Job =>
Report how many lines contain the word "سایر", with no other text.

Material for this exercise =>
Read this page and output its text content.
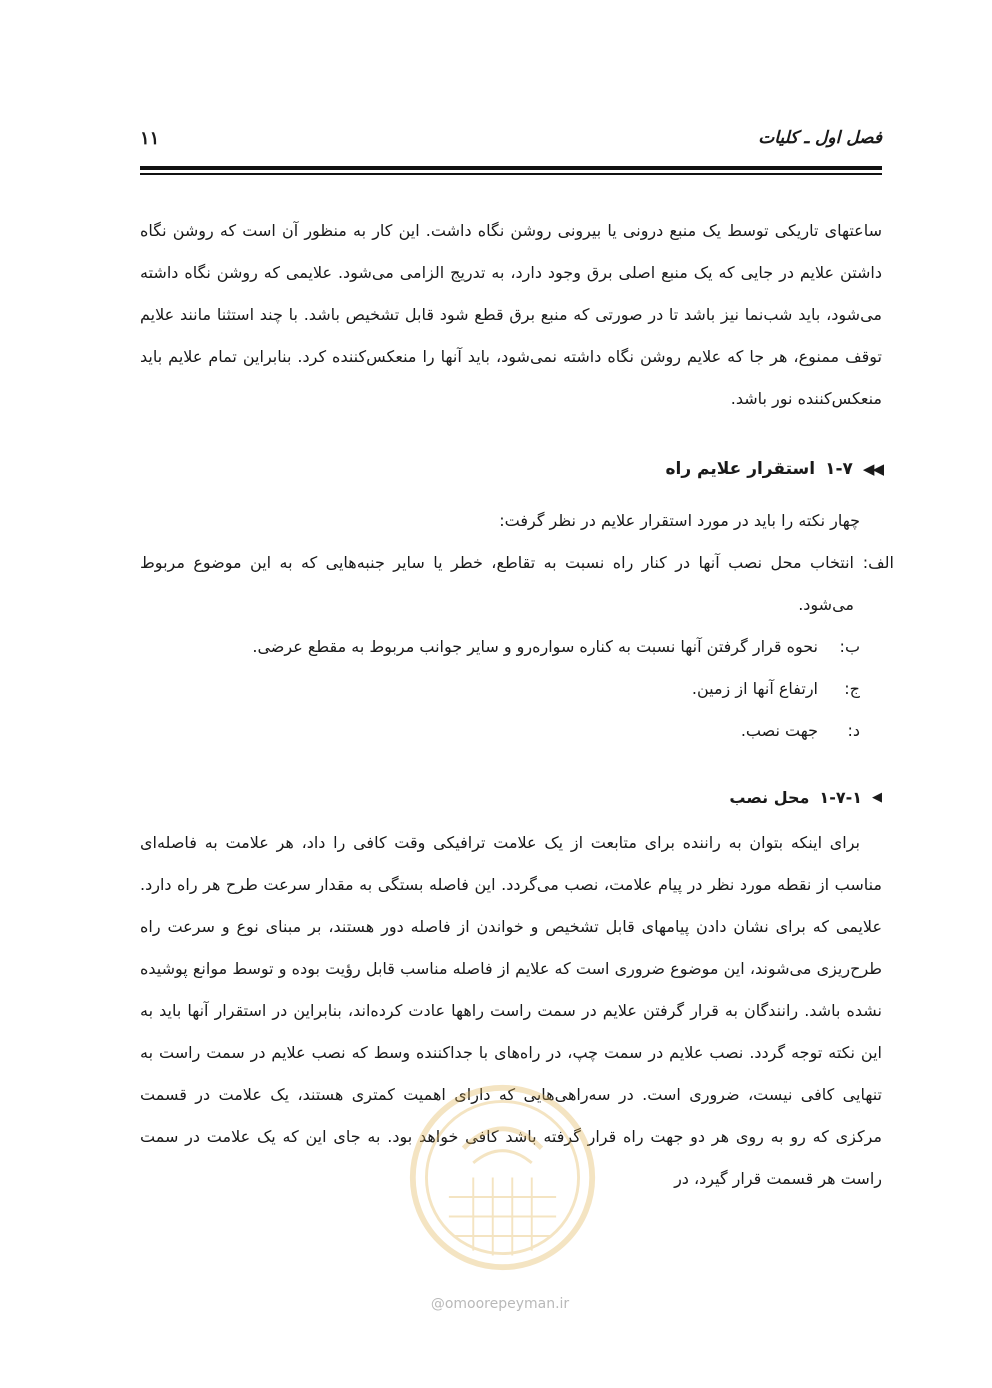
فصل اول ـ کلیات
۱۱

ساعتهای تاریکی توسط یک منبع درونی یا بیرونی روشن نگاه داشت. این کار به منظور آن است که روشن نگاه داشتن علایم در جایی که یک منبع اصلی برق وجود دارد، به تدریج الزامی می‌شود. علایمی که روشن نگاه داشته می‌شود، باید شب‌نما نیز باشد تا در صورتی که منبع برق قطع شود قابل تشخیص باشد. با چند استثنا مانند علایم توقف ممنوع، هر جا که علایم روشن نگاه داشته نمی‌شود، باید آنها را منعکس‌کننده کرد. بنابراین تمام علایم باید منعکس‌کننده نور باشد.

◀◀
۱-۷
استقرار علایم راه

چهار نکته را باید در مورد استقرار علایم در نظر گرفت:

الف:
انتخاب محل نصب آنها در کنار راه نسبت به تقاطع، خطر یا سایر جنبه‌هایی که به این موضوع مربوط می‌شود.
ب:
نحوه قرار گرفتن آنها نسبت به کناره سواره‌رو و سایر جوانب مربوط به مقطع عرضی.
ج:
ارتفاع آنها از زمین.
د:
جهت نصب.
◀
۱-۷-۱
محل نصب

برای اینکه بتوان به راننده برای متابعت از یک علامت ترافیکی وقت کافی را داد، هر علامت به فاصله‌ای مناسب از نقطه مورد نظر در پیام علامت، نصب می‌گردد. این فاصله بستگی به مقدار سرعت طرح هر راه دارد. علایمی که برای نشان دادن پیامهای قابل تشخیص و خواندن از فاصله دور هستند، بر مبنای نوع و سرعت راه طرح‌ریزی می‌شوند، این موضوع ضروری است که علایم از فاصله مناسب قابل رؤیت بوده و توسط موانع پوشیده نشده باشد. رانندگان به قرار گرفتن علایم در سمت راست راهها عادت کرده‌اند، بنابراین در استقرار آنها باید به این نکته توجه گردد. نصب علایم در سمت چپ، در راه‌های با جداکننده وسط که نصب علایم در سمت راست به تنهایی کافی نیست، ضروری است. در سه‌راهی‌هایی که دارای اهمیت کمتری هستند، یک علامت در قسمت مرکزی که رو به روی هر دو جهت راه قرار گرفته باشد کافی خواهد بود. به جای این که یک علامت در سمت راست هر قسمت قرار گیرد، در

@omoorepeyman.ir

Problem solution =>
2